# [Exercise prompt]
In the records that follow, locate every line with "Receivables" and extract it.

[start]

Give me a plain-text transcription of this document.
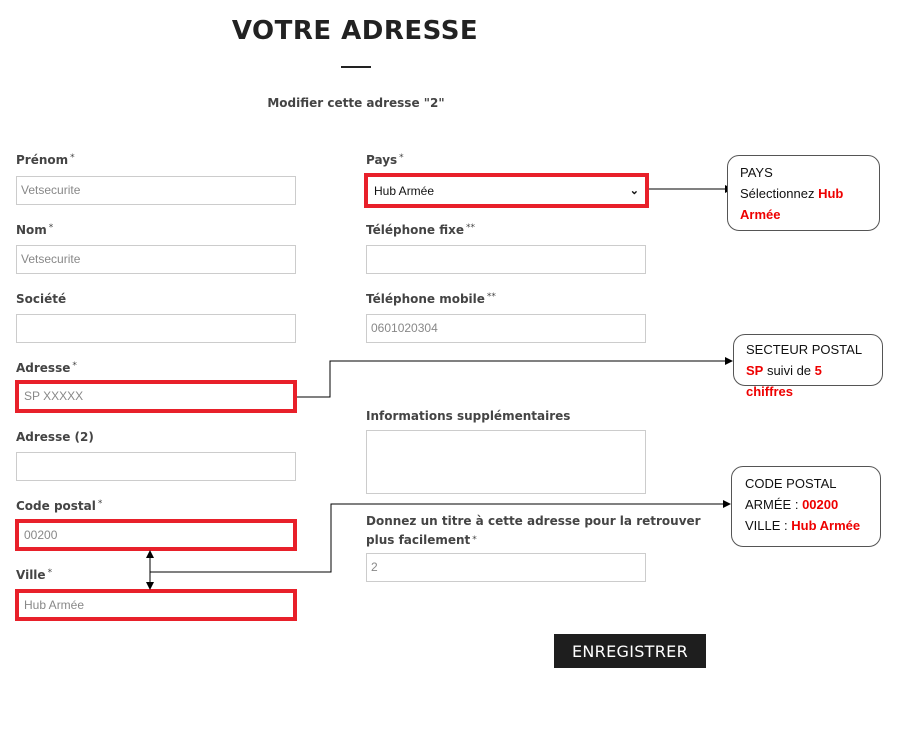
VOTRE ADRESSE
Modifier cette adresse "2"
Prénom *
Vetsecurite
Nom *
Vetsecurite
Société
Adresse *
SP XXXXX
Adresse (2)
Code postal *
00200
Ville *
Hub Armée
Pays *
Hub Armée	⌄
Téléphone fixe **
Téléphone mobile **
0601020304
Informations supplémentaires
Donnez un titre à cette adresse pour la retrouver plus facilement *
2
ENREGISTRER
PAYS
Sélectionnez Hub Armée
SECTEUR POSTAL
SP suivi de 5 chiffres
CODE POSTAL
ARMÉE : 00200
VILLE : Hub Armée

[end]
[start]

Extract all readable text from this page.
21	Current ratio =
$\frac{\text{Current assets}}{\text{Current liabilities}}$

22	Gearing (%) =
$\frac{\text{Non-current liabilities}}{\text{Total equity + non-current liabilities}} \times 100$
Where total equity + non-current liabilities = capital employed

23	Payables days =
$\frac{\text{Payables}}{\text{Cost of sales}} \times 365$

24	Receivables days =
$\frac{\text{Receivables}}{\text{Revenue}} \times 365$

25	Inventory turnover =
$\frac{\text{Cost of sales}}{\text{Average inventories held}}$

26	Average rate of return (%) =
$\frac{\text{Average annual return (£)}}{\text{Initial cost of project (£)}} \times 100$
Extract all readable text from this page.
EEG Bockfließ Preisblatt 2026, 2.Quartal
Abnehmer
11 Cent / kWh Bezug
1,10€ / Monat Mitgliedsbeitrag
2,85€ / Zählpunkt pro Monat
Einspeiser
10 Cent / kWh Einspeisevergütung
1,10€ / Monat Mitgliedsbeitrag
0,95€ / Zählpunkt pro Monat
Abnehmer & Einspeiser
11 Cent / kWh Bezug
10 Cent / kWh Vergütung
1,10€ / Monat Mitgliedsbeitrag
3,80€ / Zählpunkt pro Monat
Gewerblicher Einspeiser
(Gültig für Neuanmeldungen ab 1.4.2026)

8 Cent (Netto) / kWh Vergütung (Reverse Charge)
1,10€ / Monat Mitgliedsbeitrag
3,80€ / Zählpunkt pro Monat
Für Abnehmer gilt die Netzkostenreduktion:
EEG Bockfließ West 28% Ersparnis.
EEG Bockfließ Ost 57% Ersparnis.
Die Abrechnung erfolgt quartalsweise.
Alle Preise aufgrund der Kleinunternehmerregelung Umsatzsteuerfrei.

[end]

# [Reply]
24	Receivables days =
$\frac{\text{Receivables}}{\text{Revenue}} \times 365$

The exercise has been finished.